# TASK STATEMENT
Repeat every line of the material, character for character.

# Saved data entries
------------------------------------------------

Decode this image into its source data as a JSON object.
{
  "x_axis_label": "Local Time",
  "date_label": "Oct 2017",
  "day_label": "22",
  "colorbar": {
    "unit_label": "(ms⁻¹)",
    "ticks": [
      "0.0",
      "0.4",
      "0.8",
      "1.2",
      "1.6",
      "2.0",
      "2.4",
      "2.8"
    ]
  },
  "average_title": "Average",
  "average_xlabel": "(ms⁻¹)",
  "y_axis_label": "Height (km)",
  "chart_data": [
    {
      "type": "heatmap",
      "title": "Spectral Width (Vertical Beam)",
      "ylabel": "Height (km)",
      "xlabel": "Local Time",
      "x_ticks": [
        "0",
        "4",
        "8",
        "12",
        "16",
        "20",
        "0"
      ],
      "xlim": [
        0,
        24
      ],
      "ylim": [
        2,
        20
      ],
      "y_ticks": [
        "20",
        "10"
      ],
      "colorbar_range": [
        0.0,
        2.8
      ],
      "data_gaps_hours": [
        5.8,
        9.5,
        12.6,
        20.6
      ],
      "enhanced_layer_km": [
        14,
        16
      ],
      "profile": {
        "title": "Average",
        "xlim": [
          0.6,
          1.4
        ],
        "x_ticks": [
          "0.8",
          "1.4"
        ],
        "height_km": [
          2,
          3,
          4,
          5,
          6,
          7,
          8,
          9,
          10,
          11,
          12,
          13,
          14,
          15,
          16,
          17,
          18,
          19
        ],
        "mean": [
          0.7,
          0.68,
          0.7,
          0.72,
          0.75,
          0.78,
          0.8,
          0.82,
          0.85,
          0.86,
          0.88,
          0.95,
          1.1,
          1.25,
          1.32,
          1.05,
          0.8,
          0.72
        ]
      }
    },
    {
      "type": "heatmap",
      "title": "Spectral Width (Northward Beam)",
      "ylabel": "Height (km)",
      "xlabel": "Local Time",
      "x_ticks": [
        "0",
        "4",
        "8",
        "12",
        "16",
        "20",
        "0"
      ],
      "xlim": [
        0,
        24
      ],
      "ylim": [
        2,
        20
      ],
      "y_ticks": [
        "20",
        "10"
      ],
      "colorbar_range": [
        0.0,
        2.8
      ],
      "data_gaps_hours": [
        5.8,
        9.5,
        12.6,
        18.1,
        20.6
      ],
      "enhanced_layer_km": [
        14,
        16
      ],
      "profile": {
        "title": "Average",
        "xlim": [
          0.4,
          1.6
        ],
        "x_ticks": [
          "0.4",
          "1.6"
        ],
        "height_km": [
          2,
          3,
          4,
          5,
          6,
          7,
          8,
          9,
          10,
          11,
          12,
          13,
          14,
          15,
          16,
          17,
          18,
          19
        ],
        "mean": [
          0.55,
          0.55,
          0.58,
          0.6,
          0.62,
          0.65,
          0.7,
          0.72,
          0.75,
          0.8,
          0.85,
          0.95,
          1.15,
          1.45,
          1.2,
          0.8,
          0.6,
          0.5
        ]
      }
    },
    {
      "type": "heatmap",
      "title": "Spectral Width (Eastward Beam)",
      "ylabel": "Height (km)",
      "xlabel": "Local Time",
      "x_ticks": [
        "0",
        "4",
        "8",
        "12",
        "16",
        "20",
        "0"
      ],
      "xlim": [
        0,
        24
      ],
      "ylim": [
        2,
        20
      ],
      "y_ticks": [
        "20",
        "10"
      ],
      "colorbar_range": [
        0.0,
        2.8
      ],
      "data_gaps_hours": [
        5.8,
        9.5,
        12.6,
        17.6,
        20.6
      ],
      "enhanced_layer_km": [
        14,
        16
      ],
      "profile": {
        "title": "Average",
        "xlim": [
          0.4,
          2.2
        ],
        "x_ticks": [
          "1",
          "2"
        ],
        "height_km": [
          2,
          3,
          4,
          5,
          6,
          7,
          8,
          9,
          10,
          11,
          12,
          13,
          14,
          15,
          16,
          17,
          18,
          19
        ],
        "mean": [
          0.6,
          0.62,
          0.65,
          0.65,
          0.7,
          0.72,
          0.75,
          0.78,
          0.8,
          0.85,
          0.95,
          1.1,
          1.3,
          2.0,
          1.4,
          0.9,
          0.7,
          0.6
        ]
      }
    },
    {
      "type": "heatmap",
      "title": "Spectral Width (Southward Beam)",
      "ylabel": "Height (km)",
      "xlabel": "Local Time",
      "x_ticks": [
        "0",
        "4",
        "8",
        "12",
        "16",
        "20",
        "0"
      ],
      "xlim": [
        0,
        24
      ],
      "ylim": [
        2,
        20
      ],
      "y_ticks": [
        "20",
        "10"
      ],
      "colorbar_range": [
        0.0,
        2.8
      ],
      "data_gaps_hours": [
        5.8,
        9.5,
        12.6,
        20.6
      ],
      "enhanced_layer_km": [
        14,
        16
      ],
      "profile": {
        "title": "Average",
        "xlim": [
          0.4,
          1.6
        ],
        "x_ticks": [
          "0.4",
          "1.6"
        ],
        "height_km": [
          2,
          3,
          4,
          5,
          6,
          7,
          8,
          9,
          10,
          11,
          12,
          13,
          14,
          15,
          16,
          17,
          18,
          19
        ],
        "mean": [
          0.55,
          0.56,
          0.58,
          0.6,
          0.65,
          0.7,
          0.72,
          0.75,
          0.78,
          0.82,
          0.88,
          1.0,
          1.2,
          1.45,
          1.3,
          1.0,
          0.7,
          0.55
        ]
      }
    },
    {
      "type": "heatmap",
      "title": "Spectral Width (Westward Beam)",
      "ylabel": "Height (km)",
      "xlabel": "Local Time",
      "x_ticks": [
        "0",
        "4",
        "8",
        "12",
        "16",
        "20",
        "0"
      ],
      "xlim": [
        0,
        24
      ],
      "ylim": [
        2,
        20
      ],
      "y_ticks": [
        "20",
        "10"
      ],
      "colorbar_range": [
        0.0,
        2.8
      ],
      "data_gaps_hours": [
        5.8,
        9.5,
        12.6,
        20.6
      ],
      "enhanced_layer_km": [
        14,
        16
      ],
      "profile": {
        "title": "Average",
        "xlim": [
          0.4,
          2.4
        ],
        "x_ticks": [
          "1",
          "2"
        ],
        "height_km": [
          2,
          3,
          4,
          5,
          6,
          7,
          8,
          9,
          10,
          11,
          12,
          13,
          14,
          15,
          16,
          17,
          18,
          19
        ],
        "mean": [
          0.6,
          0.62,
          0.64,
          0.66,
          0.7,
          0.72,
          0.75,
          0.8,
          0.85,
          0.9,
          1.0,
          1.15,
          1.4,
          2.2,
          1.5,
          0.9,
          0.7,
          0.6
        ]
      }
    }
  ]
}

------------------------------------------------

# ANSWER
Decode this image into its source data as a JSON object.
{
  "x_axis_label": "Local Time",
  "date_label": "Oct 2017",
  "day_label": "22",
  "colorbar": {
    "unit_label": "(ms⁻¹)",
    "ticks": [
      "0.0",
      "0.4",
      "0.8",
      "1.2",
      "1.6",
      "2.0",
      "2.4",
      "2.8"
    ]
  },
  "average_title": "Average",
  "average_xlabel": "(ms⁻¹)",
  "y_axis_label": "Height (km)",
  "chart_data": [
    {
      "type": "heatmap",
      "title": "Spectral Width (Vertical Beam)",
      "ylabel": "Height (km)",
      "xlabel": "Local Time",
      "x_ticks": [
        "0",
        "4",
        "8",
        "12",
        "16",
        "20",
        "0"
      ],
      "xlim": [
        0,
        24
      ],
      "ylim": [
        2,
        20
      ],
      "y_ticks": [
        "20",
        "10"
      ],
      "colorbar_range": [
        0.0,
        2.8
      ],
      "data_gaps_hours": [
        5.8,
        9.5,
        12.6,
        20.6
      ],
      "enhanced_layer_km": [
        14,
        16
      ],
      "profile": {
        "title": "Average",
        "xlim": [
          0.6,
          1.4
        ],
        "x_ticks": [
          "0.8",
          "1.4"
        ],
        "height_km": [
          2,
          3,
          4,
          5,
          6,
          7,
          8,
          9,
          10,
          11,
          12,
          13,
          14,
          15,
          16,
          17,
          18,
          19
        ],
        "mean": [
          0.7,
          0.68,
          0.7,
          0.72,
          0.75,
          0.78,
          0.8,
          0.82,
          0.85,
          0.86,
          0.88,
          0.95,
          1.1,
          1.25,
          1.32,
          1.05,
          0.8,
          0.72
        ]
      }
    },
    {
      "type": "heatmap",
      "title": "Spectral Width (Northward Beam)",
      "ylabel": "Height (km)",
      "xlabel": "Local Time",
      "x_ticks": [
        "0",
        "4",
        "8",
        "12",
        "16",
        "20",
        "0"
      ],
      "xlim": [
        0,
        24
      ],
      "ylim": [
        2,
        20
      ],
      "y_ticks": [
        "20",
        "10"
      ],
      "colorbar_range": [
        0.0,
        2.8
      ],
      "data_gaps_hours": [
        5.8,
        9.5,
        12.6,
        18.1,
        20.6
      ],
      "enhanced_layer_km": [
        14,
        16
      ],
      "profile": {
        "title": "Average",
        "xlim": [
          0.4,
          1.6
        ],
        "x_ticks": [
          "0.4",
          "1.6"
        ],
        "height_km": [
          2,
          3,
          4,
          5,
          6,
          7,
          8,
          9,
          10,
          11,
          12,
          13,
          14,
          15,
          16,
          17,
          18,
          19
        ],
        "mean": [
          0.55,
          0.55,
          0.58,
          0.6,
          0.62,
          0.65,
          0.7,
          0.72,
          0.75,
          0.8,
          0.85,
          0.95,
          1.15,
          1.45,
          1.2,
          0.8,
          0.6,
          0.5
        ]
      }
    },
    {
      "type": "heatmap",
      "title": "Spectral Width (Eastward Beam)",
      "ylabel": "Height (km)",
      "xlabel": "Local Time",
      "x_ticks": [
        "0",
        "4",
        "8",
        "12",
        "16",
        "20",
        "0"
      ],
      "xlim": [
        0,
        24
      ],
      "ylim": [
        2,
        20
      ],
      "y_ticks": [
        "20",
        "10"
      ],
      "colorbar_range": [
        0.0,
        2.8
      ],
      "data_gaps_hours": [
        5.8,
        9.5,
        12.6,
        17.6,
        20.6
      ],
      "enhanced_layer_km": [
        14,
        16
      ],
      "profile": {
        "title": "Average",
        "xlim": [
          0.4,
          2.2
        ],
        "x_ticks": [
          "1",
          "2"
        ],
        "height_km": [
          2,
          3,
          4,
          5,
          6,
          7,
          8,
          9,
          10,
          11,
          12,
          13,
          14,
          15,
          16,
          17,
          18,
          19
        ],
        "mean": [
          0.6,
          0.62,
          0.65,
          0.65,
          0.7,
          0.72,
          0.75,
          0.78,
          0.8,
          0.85,
          0.95,
          1.1,
          1.3,
          2.0,
          1.4,
          0.9,
          0.7,
          0.6
        ]
      }
    },
    {
      "type": "heatmap",
      "title": "Spectral Width (Southward Beam)",
      "ylabel": "Height (km)",
      "xlabel": "Local Time",
      "x_ticks": [
        "0",
        "4",
        "8",
        "12",
        "16",
        "20",
        "0"
      ],
      "xlim": [
        0,
        24
      ],
      "ylim": [
        2,
        20
      ],
      "y_ticks": [
        "20",
        "10"
      ],
      "colorbar_range": [
        0.0,
        2.8
      ],
      "data_gaps_hours": [
        5.8,
        9.5,
        12.6,
        20.6
      ],
      "enhanced_layer_km": [
        14,
        16
      ],
      "profile": {
        "title": "Average",
        "xlim": [
          0.4,
          1.6
        ],
        "x_ticks": [
          "0.4",
          "1.6"
        ],
        "height_km": [
          2,
          3,
          4,
          5,
          6,
          7,
          8,
          9,
          10,
          11,
          12,
          13,
          14,
          15,
          16,
          17,
          18,
          19
        ],
        "mean": [
          0.55,
          0.56,
          0.58,
          0.6,
          0.65,
          0.7,
          0.72,
          0.75,
          0.78,
          0.82,
          0.88,
          1.0,
          1.2,
          1.45,
          1.3,
          1.0,
          0.7,
          0.55
        ]
      }
    },
    {
      "type": "heatmap",
      "title": "Spectral Width (Westward Beam)",
      "ylabel": "Height (km)",
      "xlabel": "Local Time",
      "x_ticks": [
        "0",
        "4",
        "8",
        "12",
        "16",
        "20",
        "0"
      ],
      "xlim": [
        0,
        24
      ],
      "ylim": [
        2,
        20
      ],
      "y_ticks": [
        "20",
        "10"
      ],
      "colorbar_range": [
        0.0,
        2.8
      ],
      "data_gaps_hours": [
        5.8,
        9.5,
        12.6,
        20.6
      ],
      "enhanced_layer_km": [
        14,
        16
      ],
      "profile": {
        "title": "Average",
        "xlim": [
          0.4,
          2.4
        ],
        "x_ticks": [
          "1",
          "2"
        ],
        "height_km": [
          2,
          3,
          4,
          5,
          6,
          7,
          8,
          9,
          10,
          11,
          12,
          13,
          14,
          15,
          16,
          17,
          18,
          19
        ],
        "mean": [
          0.6,
          0.62,
          0.64,
          0.66,
          0.7,
          0.72,
          0.75,
          0.8,
          0.85,
          0.9,
          1.0,
          1.15,
          1.4,
          2.2,
          1.5,
          0.9,
          0.7,
          0.6
        ]
      }
    }
  ]
}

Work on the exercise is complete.